◆ Material provided
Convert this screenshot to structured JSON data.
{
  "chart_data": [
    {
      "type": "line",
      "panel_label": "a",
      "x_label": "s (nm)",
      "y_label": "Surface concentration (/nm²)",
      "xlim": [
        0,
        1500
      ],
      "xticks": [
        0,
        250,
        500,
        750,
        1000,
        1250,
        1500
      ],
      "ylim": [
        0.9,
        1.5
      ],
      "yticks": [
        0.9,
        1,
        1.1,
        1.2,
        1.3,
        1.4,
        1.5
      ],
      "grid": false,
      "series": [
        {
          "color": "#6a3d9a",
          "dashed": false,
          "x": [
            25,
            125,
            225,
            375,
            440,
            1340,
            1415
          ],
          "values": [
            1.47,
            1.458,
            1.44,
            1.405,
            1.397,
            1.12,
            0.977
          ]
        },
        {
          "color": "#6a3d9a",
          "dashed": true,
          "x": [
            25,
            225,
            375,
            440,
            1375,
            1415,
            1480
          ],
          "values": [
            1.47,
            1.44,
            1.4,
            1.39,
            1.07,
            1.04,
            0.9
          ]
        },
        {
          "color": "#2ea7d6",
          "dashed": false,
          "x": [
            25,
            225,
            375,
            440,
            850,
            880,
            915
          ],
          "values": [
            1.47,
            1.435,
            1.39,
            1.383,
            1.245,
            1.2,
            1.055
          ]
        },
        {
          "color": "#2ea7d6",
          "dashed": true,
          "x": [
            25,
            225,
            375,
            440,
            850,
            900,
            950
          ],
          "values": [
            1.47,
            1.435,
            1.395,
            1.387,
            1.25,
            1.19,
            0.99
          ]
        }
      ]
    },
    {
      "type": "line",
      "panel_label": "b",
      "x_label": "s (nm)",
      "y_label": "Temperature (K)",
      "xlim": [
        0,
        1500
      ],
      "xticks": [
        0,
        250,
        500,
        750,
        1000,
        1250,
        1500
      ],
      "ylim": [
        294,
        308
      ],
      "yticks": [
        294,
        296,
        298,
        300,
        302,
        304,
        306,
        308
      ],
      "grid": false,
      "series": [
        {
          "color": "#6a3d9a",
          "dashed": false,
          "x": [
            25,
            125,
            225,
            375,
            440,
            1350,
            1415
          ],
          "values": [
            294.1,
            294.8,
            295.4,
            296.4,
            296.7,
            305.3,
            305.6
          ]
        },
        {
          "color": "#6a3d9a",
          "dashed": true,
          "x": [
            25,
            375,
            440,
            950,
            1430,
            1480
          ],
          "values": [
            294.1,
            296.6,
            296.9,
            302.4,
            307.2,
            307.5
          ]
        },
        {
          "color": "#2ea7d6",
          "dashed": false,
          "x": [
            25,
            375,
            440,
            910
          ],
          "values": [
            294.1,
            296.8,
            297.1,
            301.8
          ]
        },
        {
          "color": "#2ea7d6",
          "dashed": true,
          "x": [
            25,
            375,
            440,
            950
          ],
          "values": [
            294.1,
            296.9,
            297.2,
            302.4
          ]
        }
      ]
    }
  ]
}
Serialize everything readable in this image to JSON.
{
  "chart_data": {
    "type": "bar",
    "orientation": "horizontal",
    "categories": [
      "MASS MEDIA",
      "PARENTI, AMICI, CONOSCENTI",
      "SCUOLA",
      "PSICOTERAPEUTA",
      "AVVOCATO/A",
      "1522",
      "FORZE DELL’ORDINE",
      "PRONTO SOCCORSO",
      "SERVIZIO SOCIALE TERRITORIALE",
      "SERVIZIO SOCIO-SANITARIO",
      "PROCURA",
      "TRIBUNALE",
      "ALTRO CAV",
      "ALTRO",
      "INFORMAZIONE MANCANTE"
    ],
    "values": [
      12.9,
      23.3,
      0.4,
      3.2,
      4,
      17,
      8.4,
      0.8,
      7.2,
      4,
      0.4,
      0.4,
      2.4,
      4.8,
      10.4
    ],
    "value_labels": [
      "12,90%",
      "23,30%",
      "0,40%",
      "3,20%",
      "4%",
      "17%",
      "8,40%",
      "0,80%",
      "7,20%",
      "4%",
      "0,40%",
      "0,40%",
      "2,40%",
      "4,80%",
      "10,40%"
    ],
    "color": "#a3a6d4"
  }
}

◆ Set task
The required output is the span of lines from the one containing "Serialize everything readable" to the last line, reproduced character for character.

◆ Exercise output
Serialize everything readable in this image to JSON.
{
  "chart_data": {
    "type": "bar",
    "orientation": "horizontal",
    "categories": [
      "MASS MEDIA",
      "PARENTI, AMICI, CONOSCENTI",
      "SCUOLA",
      "PSICOTERAPEUTA",
      "AVVOCATO/A",
      "1522",
      "FORZE DELL’ORDINE",
      "PRONTO SOCCORSO",
      "SERVIZIO SOCIALE TERRITORIALE",
      "SERVIZIO SOCIO-SANITARIO",
      "PROCURA",
      "TRIBUNALE",
      "ALTRO CAV",
      "ALTRO",
      "INFORMAZIONE MANCANTE"
    ],
    "values": [
      12.9,
      23.3,
      0.4,
      3.2,
      4,
      17,
      8.4,
      0.8,
      7.2,
      4,
      0.4,
      0.4,
      2.4,
      4.8,
      10.4
    ],
    "value_labels": [
      "12,90%",
      "23,30%",
      "0,40%",
      "3,20%",
      "4%",
      "17%",
      "8,40%",
      "0,80%",
      "7,20%",
      "4%",
      "0,40%",
      "0,40%",
      "2,40%",
      "4,80%",
      "10,40%"
    ],
    "color": "#a3a6d4"
  }
}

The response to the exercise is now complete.